(Excerpts from a figure dataset)
__________
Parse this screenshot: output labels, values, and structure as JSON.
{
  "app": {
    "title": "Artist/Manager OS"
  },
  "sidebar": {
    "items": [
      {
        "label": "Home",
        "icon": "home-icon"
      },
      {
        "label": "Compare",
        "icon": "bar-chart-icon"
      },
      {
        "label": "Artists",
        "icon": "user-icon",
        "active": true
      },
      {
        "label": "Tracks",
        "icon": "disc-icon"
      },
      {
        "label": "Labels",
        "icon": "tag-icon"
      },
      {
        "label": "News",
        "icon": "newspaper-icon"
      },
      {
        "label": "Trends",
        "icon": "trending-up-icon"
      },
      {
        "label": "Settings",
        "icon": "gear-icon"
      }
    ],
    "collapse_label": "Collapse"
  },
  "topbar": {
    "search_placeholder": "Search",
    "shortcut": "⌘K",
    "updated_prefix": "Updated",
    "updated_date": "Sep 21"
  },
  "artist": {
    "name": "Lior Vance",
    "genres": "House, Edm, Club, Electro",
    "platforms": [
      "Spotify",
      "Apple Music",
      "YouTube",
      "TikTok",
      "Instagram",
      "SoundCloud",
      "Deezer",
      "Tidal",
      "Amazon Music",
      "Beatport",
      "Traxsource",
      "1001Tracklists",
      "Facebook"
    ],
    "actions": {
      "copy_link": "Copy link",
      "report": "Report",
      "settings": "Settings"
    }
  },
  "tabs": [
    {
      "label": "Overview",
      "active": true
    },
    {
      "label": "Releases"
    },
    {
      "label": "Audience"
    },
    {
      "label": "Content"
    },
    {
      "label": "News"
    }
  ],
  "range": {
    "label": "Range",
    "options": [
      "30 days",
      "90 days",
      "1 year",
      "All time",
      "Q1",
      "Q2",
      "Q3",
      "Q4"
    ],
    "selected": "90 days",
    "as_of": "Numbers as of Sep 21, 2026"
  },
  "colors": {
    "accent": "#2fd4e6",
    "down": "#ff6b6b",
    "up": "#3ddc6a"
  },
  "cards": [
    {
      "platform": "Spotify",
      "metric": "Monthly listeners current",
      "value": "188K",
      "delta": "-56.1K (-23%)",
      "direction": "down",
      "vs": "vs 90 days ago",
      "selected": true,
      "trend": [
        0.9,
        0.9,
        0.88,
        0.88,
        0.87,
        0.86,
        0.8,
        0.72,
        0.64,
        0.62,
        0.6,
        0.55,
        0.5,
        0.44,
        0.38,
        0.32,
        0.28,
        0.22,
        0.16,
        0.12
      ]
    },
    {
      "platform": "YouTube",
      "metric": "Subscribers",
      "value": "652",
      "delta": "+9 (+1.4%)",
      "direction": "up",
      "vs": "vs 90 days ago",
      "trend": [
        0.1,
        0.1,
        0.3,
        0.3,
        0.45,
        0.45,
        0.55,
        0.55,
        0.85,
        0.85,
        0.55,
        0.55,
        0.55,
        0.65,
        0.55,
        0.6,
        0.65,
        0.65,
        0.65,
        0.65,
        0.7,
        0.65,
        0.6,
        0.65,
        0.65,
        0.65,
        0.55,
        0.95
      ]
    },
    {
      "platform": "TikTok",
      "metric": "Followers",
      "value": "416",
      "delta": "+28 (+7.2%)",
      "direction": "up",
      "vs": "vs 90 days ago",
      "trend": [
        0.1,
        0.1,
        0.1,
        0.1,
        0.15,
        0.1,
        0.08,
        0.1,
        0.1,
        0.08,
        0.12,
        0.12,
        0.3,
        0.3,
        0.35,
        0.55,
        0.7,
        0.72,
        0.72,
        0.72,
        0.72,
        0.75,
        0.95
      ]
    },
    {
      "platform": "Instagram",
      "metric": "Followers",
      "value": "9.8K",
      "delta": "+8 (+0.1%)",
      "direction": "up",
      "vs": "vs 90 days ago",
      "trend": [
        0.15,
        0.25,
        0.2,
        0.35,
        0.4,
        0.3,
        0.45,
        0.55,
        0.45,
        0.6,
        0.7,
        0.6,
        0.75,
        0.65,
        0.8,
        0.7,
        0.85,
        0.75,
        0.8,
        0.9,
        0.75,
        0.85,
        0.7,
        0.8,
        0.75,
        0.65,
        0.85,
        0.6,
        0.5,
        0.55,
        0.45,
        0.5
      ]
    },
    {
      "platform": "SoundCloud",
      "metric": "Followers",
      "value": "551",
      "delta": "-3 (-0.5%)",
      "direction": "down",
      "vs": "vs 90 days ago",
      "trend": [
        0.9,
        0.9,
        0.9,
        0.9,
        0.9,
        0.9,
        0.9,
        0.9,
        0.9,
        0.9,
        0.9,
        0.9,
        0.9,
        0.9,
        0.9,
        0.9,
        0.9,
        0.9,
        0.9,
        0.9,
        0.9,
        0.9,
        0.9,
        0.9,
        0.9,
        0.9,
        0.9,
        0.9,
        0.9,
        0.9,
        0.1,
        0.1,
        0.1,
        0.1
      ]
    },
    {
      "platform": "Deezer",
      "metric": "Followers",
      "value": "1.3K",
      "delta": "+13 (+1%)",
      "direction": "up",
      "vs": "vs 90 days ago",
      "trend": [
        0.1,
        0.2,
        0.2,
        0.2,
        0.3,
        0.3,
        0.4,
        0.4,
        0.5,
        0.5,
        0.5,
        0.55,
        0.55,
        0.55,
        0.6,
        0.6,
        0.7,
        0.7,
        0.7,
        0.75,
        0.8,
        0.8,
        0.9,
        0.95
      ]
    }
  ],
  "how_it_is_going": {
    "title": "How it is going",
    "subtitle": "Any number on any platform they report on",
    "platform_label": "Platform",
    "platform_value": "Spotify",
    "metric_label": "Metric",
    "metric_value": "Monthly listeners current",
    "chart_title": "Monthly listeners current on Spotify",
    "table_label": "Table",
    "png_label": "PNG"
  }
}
__________
### What the task asks
Copy all of the data exactly.

### Task response
Parse this screenshot: output labels, values, and structure as JSON.
{
  "app": {
    "title": "Artist/Manager OS"
  },
  "sidebar": {
    "items": [
      {
        "label": "Home",
        "icon": "home-icon"
      },
      {
        "label": "Compare",
        "icon": "bar-chart-icon"
      },
      {
        "label": "Artists",
        "icon": "user-icon",
        "active": true
      },
      {
        "label": "Tracks",
        "icon": "disc-icon"
      },
      {
        "label": "Labels",
        "icon": "tag-icon"
      },
      {
        "label": "News",
        "icon": "newspaper-icon"
      },
      {
        "label": "Trends",
        "icon": "trending-up-icon"
      },
      {
        "label": "Settings",
        "icon": "gear-icon"
      }
    ],
    "collapse_label": "Collapse"
  },
  "topbar": {
    "search_placeholder": "Search",
    "shortcut": "⌘K",
    "updated_prefix": "Updated",
    "updated_date": "Sep 21"
  },
  "artist": {
    "name": "Lior Vance",
    "genres": "House, Edm, Club, Electro",
    "platforms": [
      "Spotify",
      "Apple Music",
      "YouTube",
      "TikTok",
      "Instagram",
      "SoundCloud",
      "Deezer",
      "Tidal",
      "Amazon Music",
      "Beatport",
      "Traxsource",
      "1001Tracklists",
      "Facebook"
    ],
    "actions": {
      "copy_link": "Copy link",
      "report": "Report",
      "settings": "Settings"
    }
  },
  "tabs": [
    {
      "label": "Overview",
      "active": true
    },
    {
      "label": "Releases"
    },
    {
      "label": "Audience"
    },
    {
      "label": "Content"
    },
    {
      "label": "News"
    }
  ],
  "range": {
    "label": "Range",
    "options": [
      "30 days",
      "90 days",
      "1 year",
      "All time",
      "Q1",
      "Q2",
      "Q3",
      "Q4"
    ],
    "selected": "90 days",
    "as_of": "Numbers as of Sep 21, 2026"
  },
  "colors": {
    "accent": "#2fd4e6",
    "down": "#ff6b6b",
    "up": "#3ddc6a"
  },
  "cards": [
    {
      "platform": "Spotify",
      "metric": "Monthly listeners current",
      "value": "188K",
      "delta": "-56.1K (-23%)",
      "direction": "down",
      "vs": "vs 90 days ago",
      "selected": true,
      "trend": [
        0.9,
        0.9,
        0.88,
        0.88,
        0.87,
        0.86,
        0.8,
        0.72,
        0.64,
        0.62,
        0.6,
        0.55,
        0.5,
        0.44,
        0.38,
        0.32,
        0.28,
        0.22,
        0.16,
        0.12
      ]
    },
    {
      "platform": "YouTube",
      "metric": "Subscribers",
      "value": "652",
      "delta": "+9 (+1.4%)",
      "direction": "up",
      "vs": "vs 90 days ago",
      "trend": [
        0.1,
        0.1,
        0.3,
        0.3,
        0.45,
        0.45,
        0.55,
        0.55,
        0.85,
        0.85,
        0.55,
        0.55,
        0.55,
        0.65,
        0.55,
        0.6,
        0.65,
        0.65,
        0.65,
        0.65,
        0.7,
        0.65,
        0.6,
        0.65,
        0.65,
        0.65,
        0.55,
        0.95
      ]
    },
    {
      "platform": "TikTok",
      "metric": "Followers",
      "value": "416",
      "delta": "+28 (+7.2%)",
      "direction": "up",
      "vs": "vs 90 days ago",
      "trend": [
        0.1,
        0.1,
        0.1,
        0.1,
        0.15,
        0.1,
        0.08,
        0.1,
        0.1,
        0.08,
        0.12,
        0.12,
        0.3,
        0.3,
        0.35,
        0.55,
        0.7,
        0.72,
        0.72,
        0.72,
        0.72,
        0.75,
        0.95
      ]
    },
    {
      "platform": "Instagram",
      "metric": "Followers",
      "value": "9.8K",
      "delta": "+8 (+0.1%)",
      "direction": "up",
      "vs": "vs 90 days ago",
      "trend": [
        0.15,
        0.25,
        0.2,
        0.35,
        0.4,
        0.3,
        0.45,
        0.55,
        0.45,
        0.6,
        0.7,
        0.6,
        0.75,
        0.65,
        0.8,
        0.7,
        0.85,
        0.75,
        0.8,
        0.9,
        0.75,
        0.85,
        0.7,
        0.8,
        0.75,
        0.65,
        0.85,
        0.6,
        0.5,
        0.55,
        0.45,
        0.5
      ]
    },
    {
      "platform": "SoundCloud",
      "metric": "Followers",
      "value": "551",
      "delta": "-3 (-0.5%)",
      "direction": "down",
      "vs": "vs 90 days ago",
      "trend": [
        0.9,
        0.9,
        0.9,
        0.9,
        0.9,
        0.9,
        0.9,
        0.9,
        0.9,
        0.9,
        0.9,
        0.9,
        0.9,
        0.9,
        0.9,
        0.9,
        0.9,
        0.9,
        0.9,
        0.9,
        0.9,
        0.9,
        0.9,
        0.9,
        0.9,
        0.9,
        0.9,
        0.9,
        0.9,
        0.9,
        0.1,
        0.1,
        0.1,
        0.1
      ]
    },
    {
      "platform": "Deezer",
      "metric": "Followers",
      "value": "1.3K",
      "delta": "+13 (+1%)",
      "direction": "up",
      "vs": "vs 90 days ago",
      "trend": [
        0.1,
        0.2,
        0.2,
        0.2,
        0.3,
        0.3,
        0.4,
        0.4,
        0.5,
        0.5,
        0.5,
        0.55,
        0.55,
        0.55,
        0.6,
        0.6,
        0.7,
        0.7,
        0.7,
        0.75,
        0.8,
        0.8,
        0.9,
        0.95
      ]
    }
  ],
  "how_it_is_going": {
    "title": "How it is going",
    "subtitle": "Any number on any platform they report on",
    "platform_label": "Platform",
    "platform_value": "Spotify",
    "metric_label": "Metric",
    "metric_value": "Monthly listeners current",
    "chart_title": "Monthly listeners current on Spotify",
    "table_label": "Table",
    "png_label": "PNG"
  }
}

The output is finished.